Data excerpts:
────────────────────

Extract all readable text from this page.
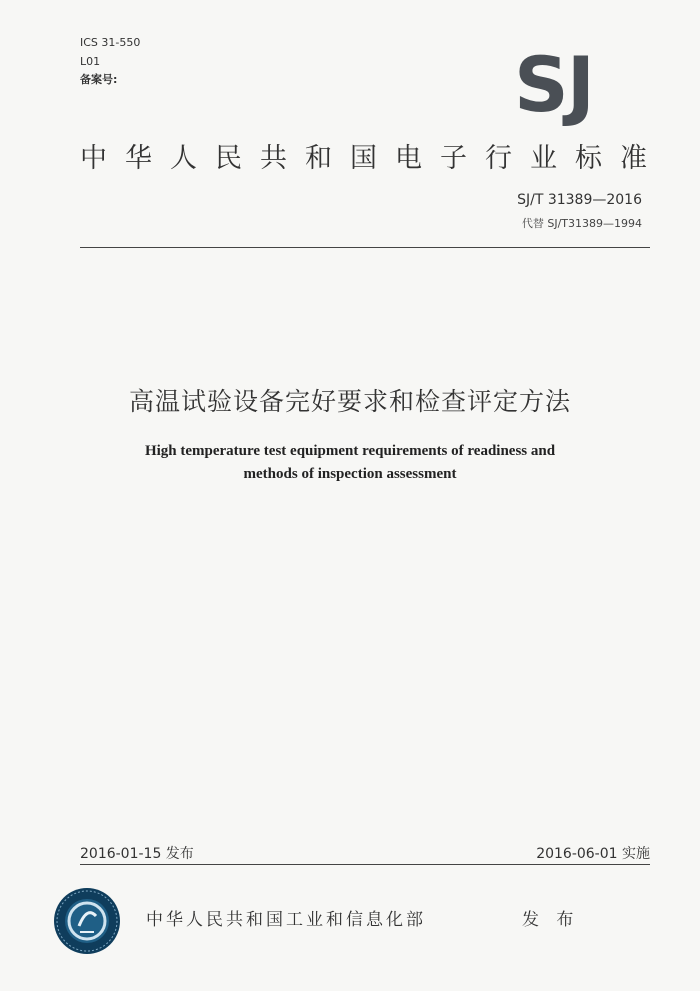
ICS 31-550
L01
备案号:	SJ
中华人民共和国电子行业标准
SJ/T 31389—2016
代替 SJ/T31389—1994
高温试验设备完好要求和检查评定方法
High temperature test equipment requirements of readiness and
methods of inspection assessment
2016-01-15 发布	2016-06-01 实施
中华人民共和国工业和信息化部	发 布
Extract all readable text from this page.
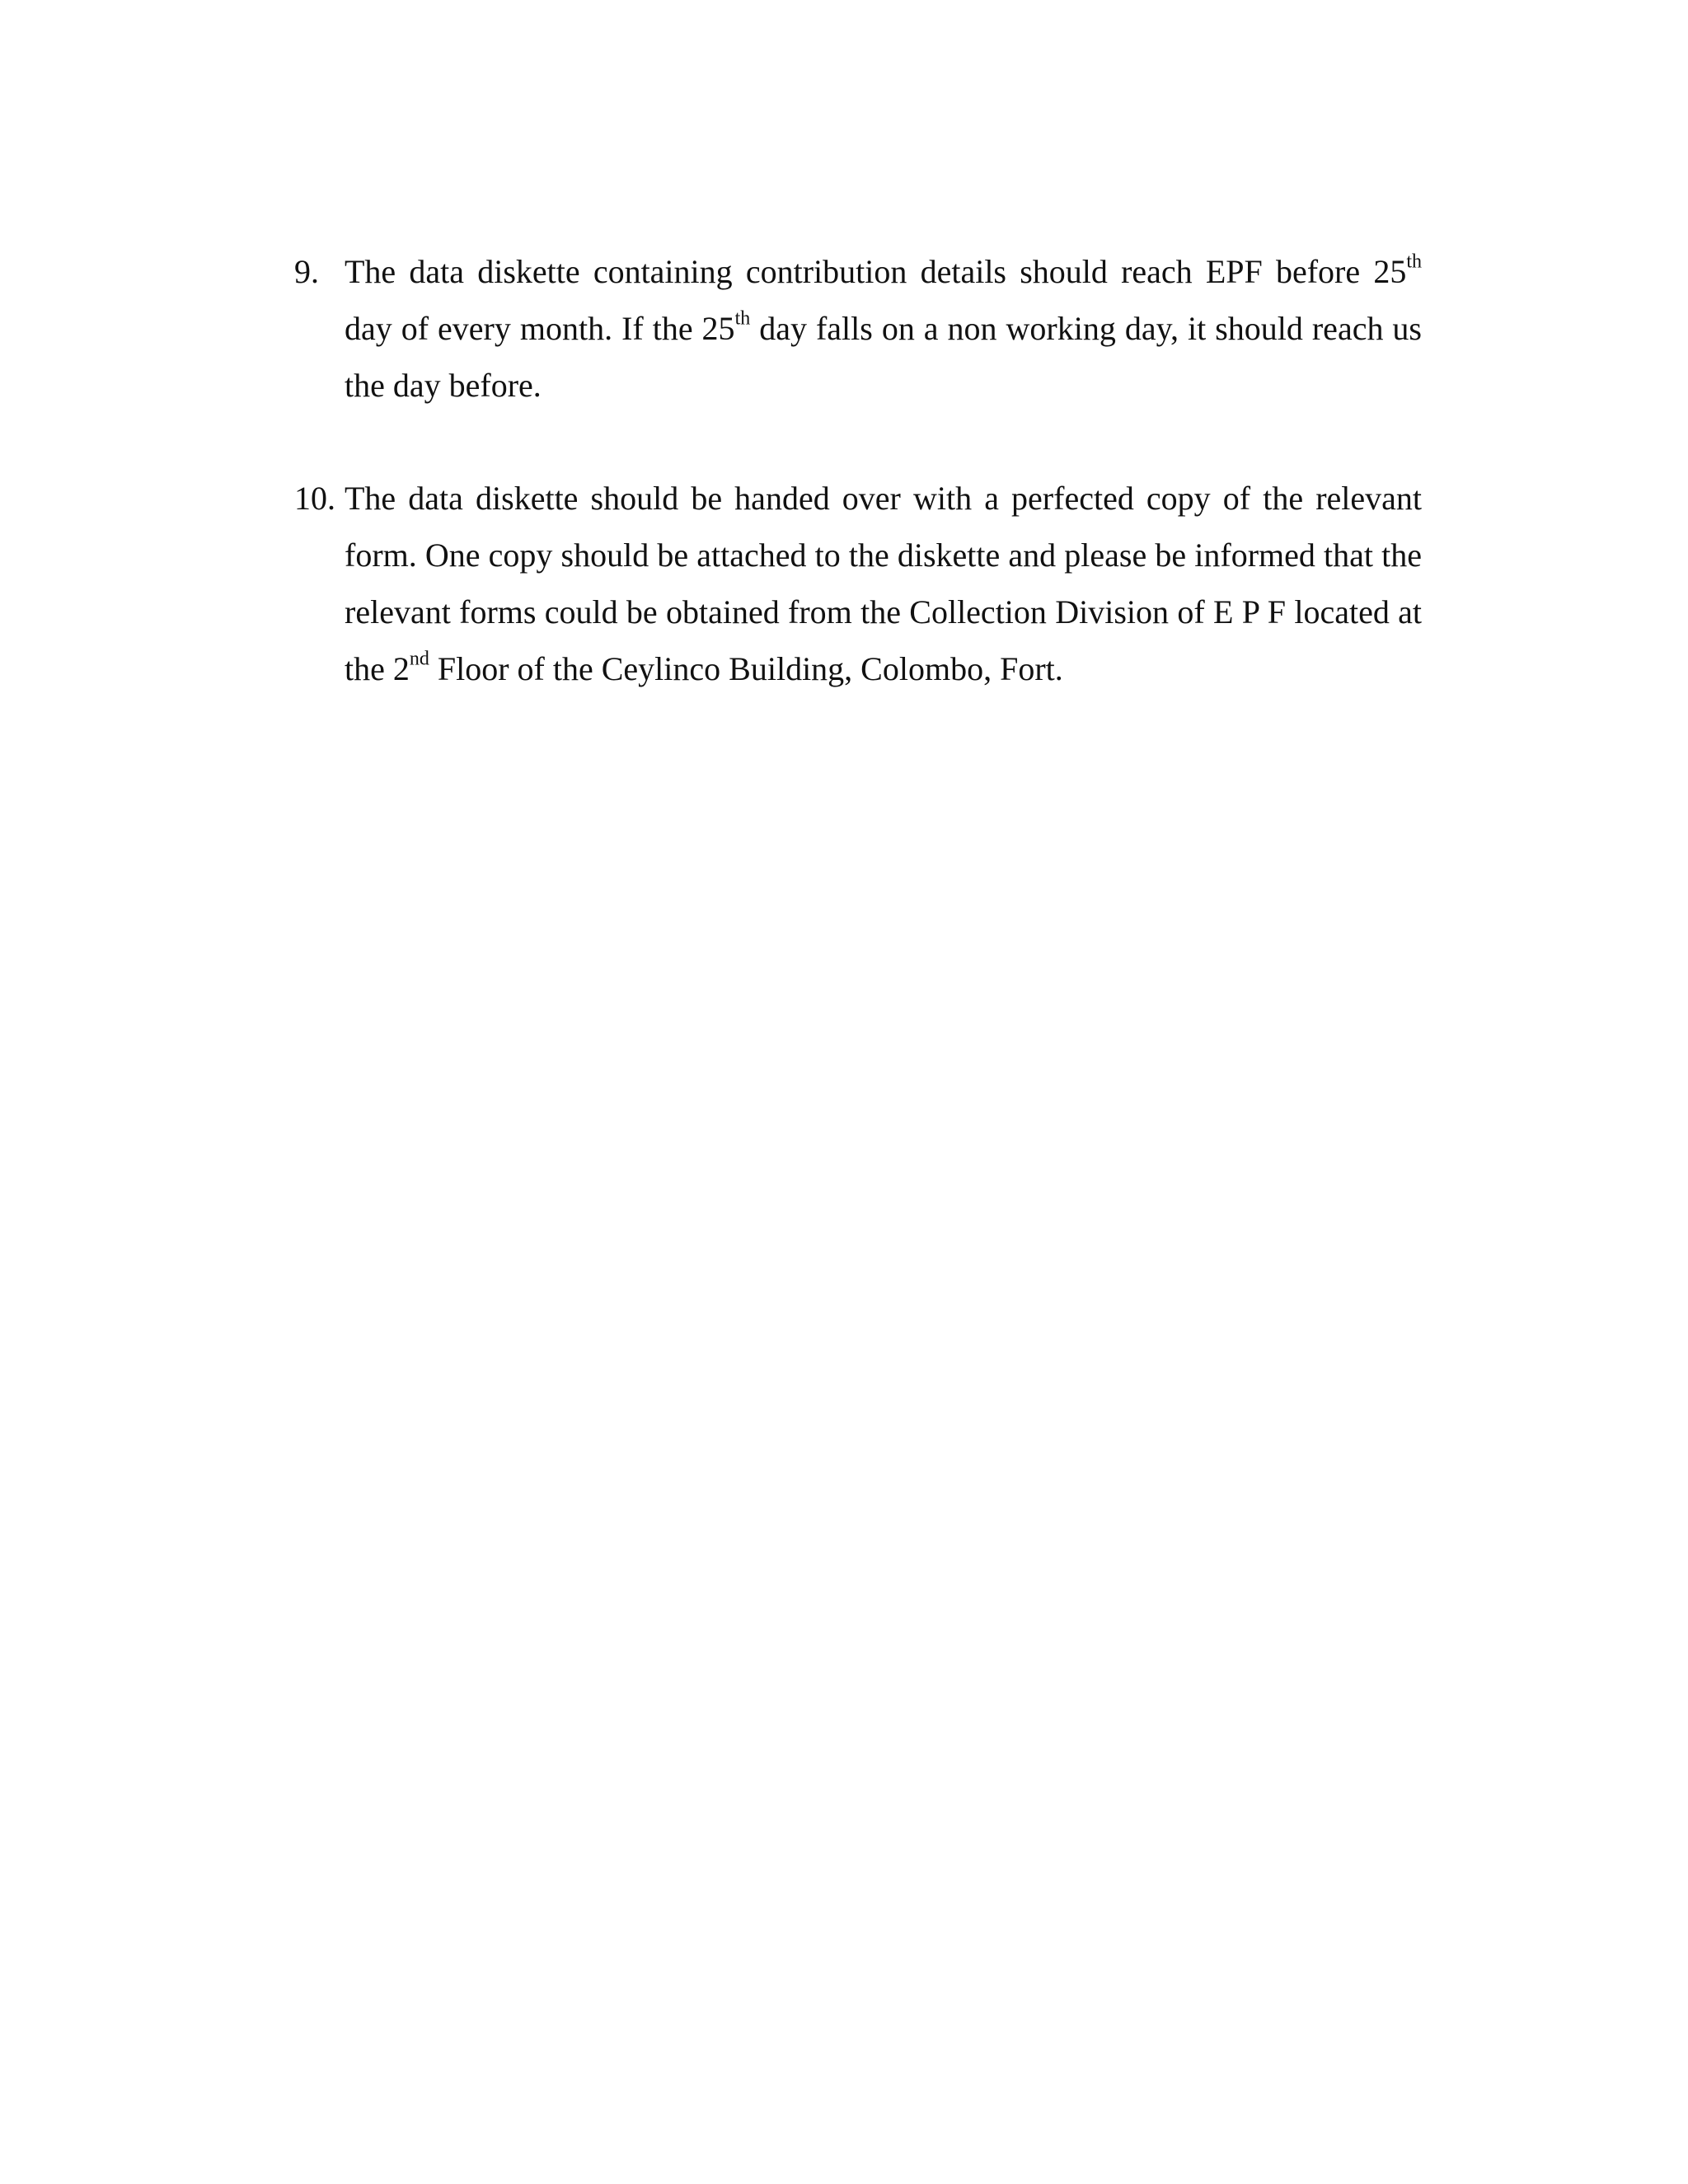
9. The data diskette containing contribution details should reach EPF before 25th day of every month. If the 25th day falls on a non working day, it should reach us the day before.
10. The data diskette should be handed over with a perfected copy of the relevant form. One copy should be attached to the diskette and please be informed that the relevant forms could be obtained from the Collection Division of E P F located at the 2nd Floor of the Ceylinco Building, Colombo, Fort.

────────────────────

Report the number of lines of the listing above that hold the string "should", with no other text.

2